═══ Kutipan Halaman ═══

1. PENDAHULUAN
Persaudaraan Shorinji Kempo Indonesia (PERKEMI) sebagai organisasi sosial menyadari bahwa terdapat kewajiban mendasar untuk melindungi seluruh anggota (termasuk anak, orang dewasa yang lemah secara fisik dan mental, atau orang dewasa berisiko tinggi/rentan) atau pengurus yang terlibat dalam program atau kegiatan PERKEMI. Mencakup kewajiban untuk melindungi seseorang dari bahaya atau risiko bahaya sebagai akibat perlakuan salah oleh anggota atau pengurus atau mitra PERKEMI, praktik tidak baik, atau rancangan/pelaksanaan program dan kegiatan PERKEMI. Kewajiban ini dilaksanakan dengan menaati peraturan perundangan-undangan yang berlaku di Indonesia, yaitu Kitab Undang-Undang Hukum Pidana (KUHP), Undang-Undang (UU) No. 44 Tahun 2008 tentang Pornografi, dan UU No. 35 Tahun 2014 tentang Perlindungan Anak.
Kebijakan Pencegahan Eksploitasi, Kekerasan, dan Pelecehan Seksual (PEKPS) ini dimaksudkan untuk menekankan komitmen PERKEMI dan memenuhi tanggung jawab bersama untuk menerapkan toleransi nol terhadap segala bentuk eksploitasi, kekerasan, dan pelecehan seksual. Kebijakan ini juga merupakan dasar bagi prosedur operasional standar (SOP) PERKEMI untuk menciptakan dan memelihara lingkungan kerja yang aman, jaminan untuk menindaklanjuti kasus eksploitasi, kekerasan, dan pelecehan seksual, dan perlindungan bagi korban dan penyintas. Kebijakan ini berlaku untuk semua program dan kegiatan PERKEMI di manapun.

═══

Yang Akan Dikerjakan:
(a) Menurut kutipan kebijakan PERKEMI, undang-undang mana yang mengatur perlindungan anak?
(b) Tukar "lingkungan kerja" dengan "lingkungan latihan" saat menuliskan ulang bagian kutipan kebijakan PERKEMI dari "Kebijakan Pencegahan Eksploitasi, Kekerasan, dan" sampai "PERKEMI di manapun.".
Item di bawah ini diambil dari sumber yang berbeda.

═══ Daftar Item ═══

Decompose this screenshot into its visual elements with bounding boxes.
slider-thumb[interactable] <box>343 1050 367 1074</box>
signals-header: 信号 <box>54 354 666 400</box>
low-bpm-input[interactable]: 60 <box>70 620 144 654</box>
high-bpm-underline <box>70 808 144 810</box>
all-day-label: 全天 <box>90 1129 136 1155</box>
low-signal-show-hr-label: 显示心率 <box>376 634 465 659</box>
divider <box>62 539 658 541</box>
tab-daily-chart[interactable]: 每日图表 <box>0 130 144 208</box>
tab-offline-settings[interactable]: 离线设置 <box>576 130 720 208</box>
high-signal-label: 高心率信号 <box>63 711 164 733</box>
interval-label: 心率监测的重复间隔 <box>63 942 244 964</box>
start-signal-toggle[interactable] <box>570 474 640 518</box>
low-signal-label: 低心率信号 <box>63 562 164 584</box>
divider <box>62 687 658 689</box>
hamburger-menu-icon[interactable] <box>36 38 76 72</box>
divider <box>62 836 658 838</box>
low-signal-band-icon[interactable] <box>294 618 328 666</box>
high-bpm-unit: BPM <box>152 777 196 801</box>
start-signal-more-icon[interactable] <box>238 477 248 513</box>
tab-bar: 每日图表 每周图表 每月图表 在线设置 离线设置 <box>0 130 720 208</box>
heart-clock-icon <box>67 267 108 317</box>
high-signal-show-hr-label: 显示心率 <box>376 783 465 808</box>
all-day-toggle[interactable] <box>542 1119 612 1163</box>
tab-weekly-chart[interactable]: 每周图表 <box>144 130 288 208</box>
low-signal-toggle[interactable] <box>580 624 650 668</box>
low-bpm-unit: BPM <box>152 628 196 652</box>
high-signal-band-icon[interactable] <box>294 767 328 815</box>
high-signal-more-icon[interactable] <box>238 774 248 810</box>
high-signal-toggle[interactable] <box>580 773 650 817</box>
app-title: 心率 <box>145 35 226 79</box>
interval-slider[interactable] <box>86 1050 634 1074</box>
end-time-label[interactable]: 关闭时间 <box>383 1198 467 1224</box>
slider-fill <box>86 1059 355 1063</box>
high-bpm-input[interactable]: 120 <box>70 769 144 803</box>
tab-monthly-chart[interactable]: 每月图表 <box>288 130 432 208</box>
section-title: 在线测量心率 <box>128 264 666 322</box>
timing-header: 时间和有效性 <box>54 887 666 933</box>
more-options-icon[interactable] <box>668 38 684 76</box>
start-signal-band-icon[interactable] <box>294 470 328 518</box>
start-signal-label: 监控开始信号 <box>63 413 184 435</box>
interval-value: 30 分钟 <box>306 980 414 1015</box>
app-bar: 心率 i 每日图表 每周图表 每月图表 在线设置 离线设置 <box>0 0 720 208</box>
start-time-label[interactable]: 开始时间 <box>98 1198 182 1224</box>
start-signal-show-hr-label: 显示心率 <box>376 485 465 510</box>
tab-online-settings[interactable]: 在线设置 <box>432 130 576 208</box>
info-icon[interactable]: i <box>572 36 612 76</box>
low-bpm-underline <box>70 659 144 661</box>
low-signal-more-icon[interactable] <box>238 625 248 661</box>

═══

Daftar Jawaban:
(a) UU No. 35 Tahun 2014 tentang Perlindungan Anak.

(b)
Kebijakan Pencegahan Eksploitasi, Kekerasan, dan Pelecehan Seksual (PEKPS) ini dimaksudkan untuk menekankan komitmen PERKEMI dan memenuhi tanggung jawab bersama untuk menerapkan toleransi nol terhadap segala bentuk eksploitasi, kekerasan, dan pelecehan seksual. Kebijakan ini juga merupakan dasar bagi prosedur operasional standar (SOP) PERKEMI untuk menciptakan dan memelihara lingkungan latihan yang aman, jaminan untuk menindaklanjuti kasus eksploitasi, kekerasan, dan pelecehan seksual, dan perlindungan bagi korban dan penyintas. Kebijakan ini berlaku untuk semua program dan kegiatan PERKEMI di manapun.